Extract, verbatim, all lines starting at the one containing "Transcribe this image's" and ending with the final line of the listing, and no others.
--- BEGIN Records shown ---
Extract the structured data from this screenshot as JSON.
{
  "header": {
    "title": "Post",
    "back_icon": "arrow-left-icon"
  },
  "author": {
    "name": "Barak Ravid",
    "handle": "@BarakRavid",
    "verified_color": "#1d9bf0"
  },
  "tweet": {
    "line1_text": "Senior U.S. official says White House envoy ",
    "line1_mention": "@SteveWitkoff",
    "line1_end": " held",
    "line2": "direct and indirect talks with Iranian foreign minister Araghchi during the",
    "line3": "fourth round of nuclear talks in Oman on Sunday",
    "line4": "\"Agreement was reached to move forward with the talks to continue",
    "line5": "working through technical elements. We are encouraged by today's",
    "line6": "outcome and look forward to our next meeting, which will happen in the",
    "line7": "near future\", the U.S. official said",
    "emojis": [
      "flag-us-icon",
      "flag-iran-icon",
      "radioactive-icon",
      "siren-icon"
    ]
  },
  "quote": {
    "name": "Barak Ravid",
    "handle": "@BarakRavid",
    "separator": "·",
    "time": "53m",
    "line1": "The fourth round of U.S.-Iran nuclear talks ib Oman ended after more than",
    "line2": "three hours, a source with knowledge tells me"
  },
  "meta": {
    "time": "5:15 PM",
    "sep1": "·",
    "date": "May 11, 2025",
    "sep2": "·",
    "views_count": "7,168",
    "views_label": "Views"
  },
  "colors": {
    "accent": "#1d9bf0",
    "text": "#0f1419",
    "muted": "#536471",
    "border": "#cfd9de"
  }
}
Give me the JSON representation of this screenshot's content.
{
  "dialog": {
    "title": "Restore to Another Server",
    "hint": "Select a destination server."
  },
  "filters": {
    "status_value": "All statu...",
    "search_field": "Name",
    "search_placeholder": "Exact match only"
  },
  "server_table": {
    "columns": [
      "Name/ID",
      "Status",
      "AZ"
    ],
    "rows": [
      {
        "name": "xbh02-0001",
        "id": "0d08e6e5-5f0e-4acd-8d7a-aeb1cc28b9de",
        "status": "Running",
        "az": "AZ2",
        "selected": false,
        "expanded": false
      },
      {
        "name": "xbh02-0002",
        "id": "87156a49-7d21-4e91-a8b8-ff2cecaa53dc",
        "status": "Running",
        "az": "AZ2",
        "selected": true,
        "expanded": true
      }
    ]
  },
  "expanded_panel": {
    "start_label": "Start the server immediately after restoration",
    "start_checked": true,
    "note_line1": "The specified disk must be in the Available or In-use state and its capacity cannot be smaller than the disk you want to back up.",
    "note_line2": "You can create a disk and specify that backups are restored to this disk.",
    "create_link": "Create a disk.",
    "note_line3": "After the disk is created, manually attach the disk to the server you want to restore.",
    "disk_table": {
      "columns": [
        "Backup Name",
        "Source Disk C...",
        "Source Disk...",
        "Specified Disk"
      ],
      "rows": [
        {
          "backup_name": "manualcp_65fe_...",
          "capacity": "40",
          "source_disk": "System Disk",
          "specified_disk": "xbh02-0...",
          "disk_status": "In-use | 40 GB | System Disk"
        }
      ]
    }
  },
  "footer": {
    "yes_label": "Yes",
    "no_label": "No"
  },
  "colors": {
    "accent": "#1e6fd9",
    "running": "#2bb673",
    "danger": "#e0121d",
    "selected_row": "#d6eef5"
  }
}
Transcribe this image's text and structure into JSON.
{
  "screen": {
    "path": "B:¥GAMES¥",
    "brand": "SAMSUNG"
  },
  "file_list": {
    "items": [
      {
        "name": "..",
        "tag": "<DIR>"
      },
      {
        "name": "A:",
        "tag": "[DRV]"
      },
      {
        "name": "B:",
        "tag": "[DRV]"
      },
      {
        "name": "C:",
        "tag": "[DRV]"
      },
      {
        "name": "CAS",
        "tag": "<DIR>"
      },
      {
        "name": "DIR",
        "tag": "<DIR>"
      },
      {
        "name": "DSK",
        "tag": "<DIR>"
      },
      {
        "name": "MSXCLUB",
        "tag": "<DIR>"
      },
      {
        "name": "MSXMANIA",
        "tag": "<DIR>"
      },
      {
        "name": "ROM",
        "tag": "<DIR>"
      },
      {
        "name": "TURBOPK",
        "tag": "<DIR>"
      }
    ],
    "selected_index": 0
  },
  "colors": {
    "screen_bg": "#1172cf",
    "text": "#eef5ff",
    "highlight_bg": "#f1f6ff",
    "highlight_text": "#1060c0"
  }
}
--- END Records shown ---
§ **Solution**
Transcribe this image's text and structure into JSON.
{
  "screen": {
    "path": "B:¥GAMES¥",
    "brand": "SAMSUNG"
  },
  "file_list": {
    "items": [
      {
        "name": "..",
        "tag": "<DIR>"
      },
      {
        "name": "A:",
        "tag": "[DRV]"
      },
      {
        "name": "B:",
        "tag": "[DRV]"
      },
      {
        "name": "C:",
        "tag": "[DRV]"
      },
      {
        "name": "CAS",
        "tag": "<DIR>"
      },
      {
        "name": "DIR",
        "tag": "<DIR>"
      },
      {
        "name": "DSK",
        "tag": "<DIR>"
      },
      {
        "name": "MSXCLUB",
        "tag": "<DIR>"
      },
      {
        "name": "MSXMANIA",
        "tag": "<DIR>"
      },
      {
        "name": "ROM",
        "tag": "<DIR>"
      },
      {
        "name": "TURBOPK",
        "tag": "<DIR>"
      }
    ],
    "selected_index": 0
  },
  "colors": {
    "screen_bg": "#1172cf",
    "text": "#eef5ff",
    "highlight_bg": "#f1f6ff",
    "highlight_text": "#1060c0"
  }
}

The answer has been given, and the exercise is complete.